• [Input material]

* START *

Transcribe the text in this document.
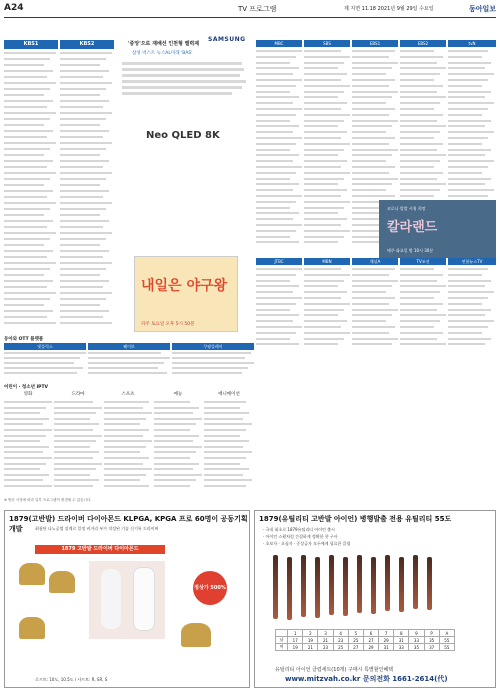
A24	TV 프로그램	제 지면 11.18 2021년 9월 29일 수요일	동아일보
KBS1	KBS2
SAMSUNG
'중앙'으로 재배선 인천형 밸력제
삼성 넥스트 뉴스AL미래 'BAS'
Neo QLED 8K
내일은 야구왕
파주 토요일 오후 5시 50분
MBC	SBS	EBS1	EBS2	tvN
코로나 발발 시청 희망
칼라랜드
매주 화요일 밤 10시 30분
JTBC	MBN	채널A	TV조선	연합뉴스TV
동아와 OTT 플랫폼
넷플릭스	웨이브	쿠팡플레이
어린이 · 청소년 IPTV
영화	드라마	스포츠	예능	애니메이션
※ 방송 사정에 따라 일부 프로그램이 변경될 수 있습니다.
1879(고반발) 드라이버 다이아몬드 KLPGA, KPGA 프로 60명이 공동기획 개발	최첨단 나노공법 설계로 일정 비거리 부가 작성된 기술 신기록 드라이버
1879 고반발 드라이버 다이아몬드
정상가 500%
로프트: 10도, 10.5도 / 샤프트: R, SR, S
1879(유틸리티 고반발 아이언) 병행발출 전용 유틸리티 55도
· 국내 최초로 1879유틸리티 아이언 출시
· 아이언 스윙처럼 간결하게 정확한 샷 구사
· 초보자 · 초심자 · 중상급자 모두에게 필요한 클럽
	1	2	3	4	5	6	7	8	9	P	A
남	17	19	21	23	25	27	29	31	33	35	55
여	19	21	23	25	27	29	31	33	35	37	55
유틸리티 아이언 클럽세트(10개) 구매시 특별할인혜택
www.mitzvah.co.kr 문의전화 1661-2614(代)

* END *

• [Do this] Transcribe all the lines above exactly, apart from the pictures.

• [Completed task]
Transcribe the text in this document.
A24	TV 프로그램	제 지면 11.18 2021년 9월 29일 수요일	동아일보
KBS1	KBS2
SAMSUNG
'중앙'으로 재배선 인천형 밸력제
삼성 넥스트 뉴스AL미래 'BAS'
Neo QLED 8K
내일은 야구왕
파주 토요일 오후 5시 50분
MBC	SBS	EBS1	EBS2	tvN
코로나 발발 시청 희망
칼라랜드
매주 화요일 밤 10시 30분
JTBC	MBN	채널A	TV조선	연합뉴스TV
동아와 OTT 플랫폼
넷플릭스	웨이브	쿠팡플레이
어린이 · 청소년 IPTV
영화	드라마	스포츠	예능	애니메이션
※ 방송 사정에 따라 일부 프로그램이 변경될 수 있습니다.
1879(고반발) 드라이버 다이아몬드 KLPGA, KPGA 프로 60명이 공동기획 개발	최첨단 나노공법 설계로 일정 비거리 부가 작성된 기술 신기록 드라이버
1879 고반발 드라이버 다이아몬드
정상가 500%
로프트: 10도, 10.5도 / 샤프트: R, SR, S
1879(유틸리티 고반발 아이언) 병행발출 전용 유틸리티 55도
· 국내 최초로 1879유틸리티 아이언 출시
· 아이언 스윙처럼 간결하게 정확한 샷 구사
· 초보자 · 초심자 · 중상급자 모두에게 필요한 클럽
	1	2	3	4	5	6	7	8	9	P	A
남	17	19	21	23	25	27	29	31	33	35	55
여	19	21	23	25	27	29	31	33	35	37	55
유틸리티 아이언 클럽세트(10개) 구매시 특별할인혜택
www.mitzvah.co.kr 문의전화 1661-2614(代)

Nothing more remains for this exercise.